### Listing
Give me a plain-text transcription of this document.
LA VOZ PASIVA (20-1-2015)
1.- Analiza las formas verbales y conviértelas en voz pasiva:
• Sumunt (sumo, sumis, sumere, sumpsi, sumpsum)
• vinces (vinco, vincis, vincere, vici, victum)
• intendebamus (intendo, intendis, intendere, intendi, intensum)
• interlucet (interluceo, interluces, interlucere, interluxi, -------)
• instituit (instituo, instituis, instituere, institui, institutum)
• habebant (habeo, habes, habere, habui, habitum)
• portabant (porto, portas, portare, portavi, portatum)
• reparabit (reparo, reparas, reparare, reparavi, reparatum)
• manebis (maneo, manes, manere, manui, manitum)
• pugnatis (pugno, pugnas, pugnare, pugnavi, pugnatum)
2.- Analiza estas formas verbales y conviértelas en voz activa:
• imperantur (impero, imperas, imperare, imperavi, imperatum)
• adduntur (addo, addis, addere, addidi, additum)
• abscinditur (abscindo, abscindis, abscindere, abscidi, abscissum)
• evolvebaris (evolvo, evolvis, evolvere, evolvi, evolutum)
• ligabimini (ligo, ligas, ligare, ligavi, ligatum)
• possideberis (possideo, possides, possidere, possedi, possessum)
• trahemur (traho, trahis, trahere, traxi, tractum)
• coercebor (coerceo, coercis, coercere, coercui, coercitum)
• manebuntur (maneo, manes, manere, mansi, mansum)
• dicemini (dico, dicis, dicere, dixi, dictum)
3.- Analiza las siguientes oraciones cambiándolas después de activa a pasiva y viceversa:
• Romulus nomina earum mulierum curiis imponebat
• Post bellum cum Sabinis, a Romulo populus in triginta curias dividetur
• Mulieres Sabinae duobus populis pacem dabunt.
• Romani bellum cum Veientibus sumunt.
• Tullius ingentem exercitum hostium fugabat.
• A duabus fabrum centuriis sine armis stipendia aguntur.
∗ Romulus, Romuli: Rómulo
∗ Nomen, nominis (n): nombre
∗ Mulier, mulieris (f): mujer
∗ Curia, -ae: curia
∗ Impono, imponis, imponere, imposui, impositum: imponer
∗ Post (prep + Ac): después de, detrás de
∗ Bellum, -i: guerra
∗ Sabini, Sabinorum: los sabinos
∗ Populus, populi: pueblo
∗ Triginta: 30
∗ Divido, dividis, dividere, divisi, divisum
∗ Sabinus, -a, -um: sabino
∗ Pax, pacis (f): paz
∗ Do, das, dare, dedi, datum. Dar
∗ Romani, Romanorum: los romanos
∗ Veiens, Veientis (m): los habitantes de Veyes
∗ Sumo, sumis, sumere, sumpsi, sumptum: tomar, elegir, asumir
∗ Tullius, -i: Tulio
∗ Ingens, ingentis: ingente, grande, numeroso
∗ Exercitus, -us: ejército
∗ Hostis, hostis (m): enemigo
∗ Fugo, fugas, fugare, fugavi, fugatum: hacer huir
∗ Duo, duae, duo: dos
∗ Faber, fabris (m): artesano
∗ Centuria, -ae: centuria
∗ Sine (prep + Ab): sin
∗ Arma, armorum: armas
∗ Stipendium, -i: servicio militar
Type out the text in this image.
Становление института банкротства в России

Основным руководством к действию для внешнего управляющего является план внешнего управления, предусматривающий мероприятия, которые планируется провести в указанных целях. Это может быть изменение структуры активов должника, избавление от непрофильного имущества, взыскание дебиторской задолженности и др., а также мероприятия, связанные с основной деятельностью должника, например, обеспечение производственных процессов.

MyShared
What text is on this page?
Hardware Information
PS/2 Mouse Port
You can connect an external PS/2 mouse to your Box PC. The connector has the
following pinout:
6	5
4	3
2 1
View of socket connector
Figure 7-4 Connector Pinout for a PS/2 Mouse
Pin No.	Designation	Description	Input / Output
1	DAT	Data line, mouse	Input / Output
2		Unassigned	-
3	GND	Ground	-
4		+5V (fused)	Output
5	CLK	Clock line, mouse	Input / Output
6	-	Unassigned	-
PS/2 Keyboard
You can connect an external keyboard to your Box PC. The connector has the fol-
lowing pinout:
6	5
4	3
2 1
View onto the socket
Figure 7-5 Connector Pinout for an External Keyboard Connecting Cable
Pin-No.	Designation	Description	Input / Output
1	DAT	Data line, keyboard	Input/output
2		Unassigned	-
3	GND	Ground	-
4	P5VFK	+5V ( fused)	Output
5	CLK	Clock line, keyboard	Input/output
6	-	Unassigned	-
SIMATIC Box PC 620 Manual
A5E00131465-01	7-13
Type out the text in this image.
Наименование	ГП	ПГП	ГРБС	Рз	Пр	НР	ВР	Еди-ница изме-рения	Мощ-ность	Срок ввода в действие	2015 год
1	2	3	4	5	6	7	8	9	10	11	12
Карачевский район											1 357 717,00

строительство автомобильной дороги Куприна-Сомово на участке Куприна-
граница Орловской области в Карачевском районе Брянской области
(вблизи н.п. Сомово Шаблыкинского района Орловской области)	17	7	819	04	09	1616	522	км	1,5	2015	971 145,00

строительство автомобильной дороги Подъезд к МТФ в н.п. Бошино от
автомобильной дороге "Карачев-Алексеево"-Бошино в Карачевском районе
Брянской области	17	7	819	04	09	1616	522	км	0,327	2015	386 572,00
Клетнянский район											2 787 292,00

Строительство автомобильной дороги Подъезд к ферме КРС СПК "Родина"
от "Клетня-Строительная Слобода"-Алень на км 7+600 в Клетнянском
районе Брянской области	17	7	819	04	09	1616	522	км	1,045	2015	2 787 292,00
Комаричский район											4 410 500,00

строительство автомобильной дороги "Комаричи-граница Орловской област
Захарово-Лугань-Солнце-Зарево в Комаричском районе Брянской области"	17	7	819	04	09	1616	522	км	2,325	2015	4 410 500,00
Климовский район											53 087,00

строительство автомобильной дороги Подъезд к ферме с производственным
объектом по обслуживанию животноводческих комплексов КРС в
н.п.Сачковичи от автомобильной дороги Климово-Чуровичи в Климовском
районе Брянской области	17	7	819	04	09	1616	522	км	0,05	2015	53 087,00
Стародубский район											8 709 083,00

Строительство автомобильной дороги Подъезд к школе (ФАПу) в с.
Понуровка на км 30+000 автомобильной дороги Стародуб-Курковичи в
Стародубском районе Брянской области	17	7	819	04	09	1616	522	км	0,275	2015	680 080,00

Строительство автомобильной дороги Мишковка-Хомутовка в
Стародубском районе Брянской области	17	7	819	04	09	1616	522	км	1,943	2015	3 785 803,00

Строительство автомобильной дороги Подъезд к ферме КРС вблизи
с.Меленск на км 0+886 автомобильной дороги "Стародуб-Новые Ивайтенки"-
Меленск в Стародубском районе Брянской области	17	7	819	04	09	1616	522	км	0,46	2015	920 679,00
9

### Set exercise
Locate the string "maneo" in the listing above and copy every line where it occurs.

### Exercise solution
• manebis (maneo, manes, manere, manui, manitum)
• manebuntur (maneo, manes, manere, mansi, mansum)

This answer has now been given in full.